▶ **Work to complete**: Transcribe the entries that follow, word for word.

+-------+

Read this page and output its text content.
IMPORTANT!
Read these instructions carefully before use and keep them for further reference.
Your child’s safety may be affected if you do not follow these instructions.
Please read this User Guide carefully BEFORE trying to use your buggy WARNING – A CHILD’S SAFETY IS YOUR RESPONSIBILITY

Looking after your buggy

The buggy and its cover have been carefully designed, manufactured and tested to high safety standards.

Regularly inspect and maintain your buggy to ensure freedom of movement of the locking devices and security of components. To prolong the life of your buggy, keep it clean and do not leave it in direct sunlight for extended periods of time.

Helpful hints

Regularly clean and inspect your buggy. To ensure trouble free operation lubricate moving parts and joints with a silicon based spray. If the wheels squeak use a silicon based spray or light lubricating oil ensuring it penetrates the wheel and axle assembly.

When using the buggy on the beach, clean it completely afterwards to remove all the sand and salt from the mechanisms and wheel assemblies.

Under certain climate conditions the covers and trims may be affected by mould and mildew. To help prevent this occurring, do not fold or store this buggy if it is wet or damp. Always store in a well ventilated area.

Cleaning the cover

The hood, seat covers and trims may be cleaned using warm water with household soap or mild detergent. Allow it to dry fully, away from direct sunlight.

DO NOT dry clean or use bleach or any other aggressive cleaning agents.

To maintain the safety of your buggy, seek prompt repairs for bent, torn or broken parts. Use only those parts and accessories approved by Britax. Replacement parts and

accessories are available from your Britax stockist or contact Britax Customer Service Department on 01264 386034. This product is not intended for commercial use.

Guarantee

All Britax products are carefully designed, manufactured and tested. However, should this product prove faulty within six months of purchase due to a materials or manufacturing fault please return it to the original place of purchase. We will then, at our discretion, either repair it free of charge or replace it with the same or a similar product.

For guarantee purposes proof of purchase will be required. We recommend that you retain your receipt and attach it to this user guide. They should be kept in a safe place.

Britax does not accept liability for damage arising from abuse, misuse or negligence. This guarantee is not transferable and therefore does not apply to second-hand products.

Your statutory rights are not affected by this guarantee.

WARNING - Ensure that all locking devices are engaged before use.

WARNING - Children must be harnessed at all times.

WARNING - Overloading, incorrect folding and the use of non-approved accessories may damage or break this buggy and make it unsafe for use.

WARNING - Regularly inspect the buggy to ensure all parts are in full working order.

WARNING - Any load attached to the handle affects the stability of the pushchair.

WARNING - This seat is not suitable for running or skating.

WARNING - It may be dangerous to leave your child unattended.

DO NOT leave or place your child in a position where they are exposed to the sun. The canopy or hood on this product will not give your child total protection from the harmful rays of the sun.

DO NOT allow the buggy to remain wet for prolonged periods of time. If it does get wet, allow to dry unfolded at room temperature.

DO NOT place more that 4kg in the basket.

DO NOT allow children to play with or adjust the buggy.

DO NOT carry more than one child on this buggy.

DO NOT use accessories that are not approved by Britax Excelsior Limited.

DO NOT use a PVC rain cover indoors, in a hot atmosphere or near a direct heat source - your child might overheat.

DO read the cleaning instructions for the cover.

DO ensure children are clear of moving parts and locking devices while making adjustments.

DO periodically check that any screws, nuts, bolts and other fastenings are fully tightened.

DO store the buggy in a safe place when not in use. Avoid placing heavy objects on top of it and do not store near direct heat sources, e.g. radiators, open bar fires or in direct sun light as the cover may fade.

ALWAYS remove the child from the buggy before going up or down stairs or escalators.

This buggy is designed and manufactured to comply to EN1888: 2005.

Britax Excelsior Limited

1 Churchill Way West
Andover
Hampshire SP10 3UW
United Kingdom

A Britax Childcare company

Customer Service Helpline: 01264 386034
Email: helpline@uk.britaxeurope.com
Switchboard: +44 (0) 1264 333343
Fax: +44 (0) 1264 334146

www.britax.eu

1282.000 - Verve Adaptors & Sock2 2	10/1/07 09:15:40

+-------+

▶ **Result of this exercise**:
Read this page and output its text content.
IMPORTANT!
Read these instructions carefully before use and keep them for further reference.
Your child’s safety may be affected if you do not follow these instructions.
Please read this User Guide carefully BEFORE trying to use your buggy WARNING – A CHILD’S SAFETY IS YOUR RESPONSIBILITY

Looking after your buggy

The buggy and its cover have been carefully designed, manufactured and tested to high safety standards.

Regularly inspect and maintain your buggy to ensure freedom of movement of the locking devices and security of components. To prolong the life of your buggy, keep it clean and do not leave it in direct sunlight for extended periods of time.

Helpful hints

Regularly clean and inspect your buggy. To ensure trouble free operation lubricate moving parts and joints with a silicon based spray. If the wheels squeak use a silicon based spray or light lubricating oil ensuring it penetrates the wheel and axle assembly.

When using the buggy on the beach, clean it completely afterwards to remove all the sand and salt from the mechanisms and wheel assemblies.

Under certain climate conditions the covers and trims may be affected by mould and mildew. To help prevent this occurring, do not fold or store this buggy if it is wet or damp. Always store in a well ventilated area.

Cleaning the cover

The hood, seat covers and trims may be cleaned using warm water with household soap or mild detergent. Allow it to dry fully, away from direct sunlight.

DO NOT dry clean or use bleach or any other aggressive cleaning agents.

To maintain the safety of your buggy, seek prompt repairs for bent, torn or broken parts. Use only those parts and accessories approved by Britax. Replacement parts and

accessories are available from your Britax stockist or contact Britax Customer Service Department on 01264 386034. This product is not intended for commercial use.

Guarantee

All Britax products are carefully designed, manufactured and tested. However, should this product prove faulty within six months of purchase due to a materials or manufacturing fault please return it to the original place of purchase. We will then, at our discretion, either repair it free of charge or replace it with the same or a similar product.

For guarantee purposes proof of purchase will be required. We recommend that you retain your receipt and attach it to this user guide. They should be kept in a safe place.

Britax does not accept liability for damage arising from abuse, misuse or negligence. This guarantee is not transferable and therefore does not apply to second-hand products.

Your statutory rights are not affected by this guarantee.

WARNING - Ensure that all locking devices are engaged before use.

WARNING - Children must be harnessed at all times.

WARNING - Overloading, incorrect folding and the use of non-approved accessories may damage or break this buggy and make it unsafe for use.

WARNING - Regularly inspect the buggy to ensure all parts are in full working order.

WARNING - Any load attached to the handle affects the stability of the pushchair.

WARNING - This seat is not suitable for running or skating.

WARNING - It may be dangerous to leave your child unattended.

DO NOT leave or place your child in a position where they are exposed to the sun. The canopy or hood on this product will not give your child total protection from the harmful rays of the sun.

DO NOT allow the buggy to remain wet for prolonged periods of time. If it does get wet, allow to dry unfolded at room temperature.

DO NOT place more that 4kg in the basket.

DO NOT allow children to play with or adjust the buggy.

DO NOT carry more than one child on this buggy.

DO NOT use accessories that are not approved by Britax Excelsior Limited.

DO NOT use a PVC rain cover indoors, in a hot atmosphere or near a direct heat source - your child might overheat.

DO read the cleaning instructions for the cover.

DO ensure children are clear of moving parts and locking devices while making adjustments.

DO periodically check that any screws, nuts, bolts and other fastenings are fully tightened.

DO store the buggy in a safe place when not in use. Avoid placing heavy objects on top of it and do not store near direct heat sources, e.g. radiators, open bar fires or in direct sun light as the cover may fade.

ALWAYS remove the child from the buggy before going up or down stairs or escalators.

This buggy is designed and manufactured to comply to EN1888: 2005.

Britax Excelsior Limited

1 Churchill Way West
Andover
Hampshire SP10 3UW
United Kingdom

A Britax Childcare company

Customer Service Helpline: 01264 386034
Email: helpline@uk.britaxeurope.com
Switchboard: +44 (0) 1264 333343
Fax: +44 (0) 1264 334146

www.britax.eu

1282.000 - Verve Adaptors & Sock2 2	10/1/07 09:15:40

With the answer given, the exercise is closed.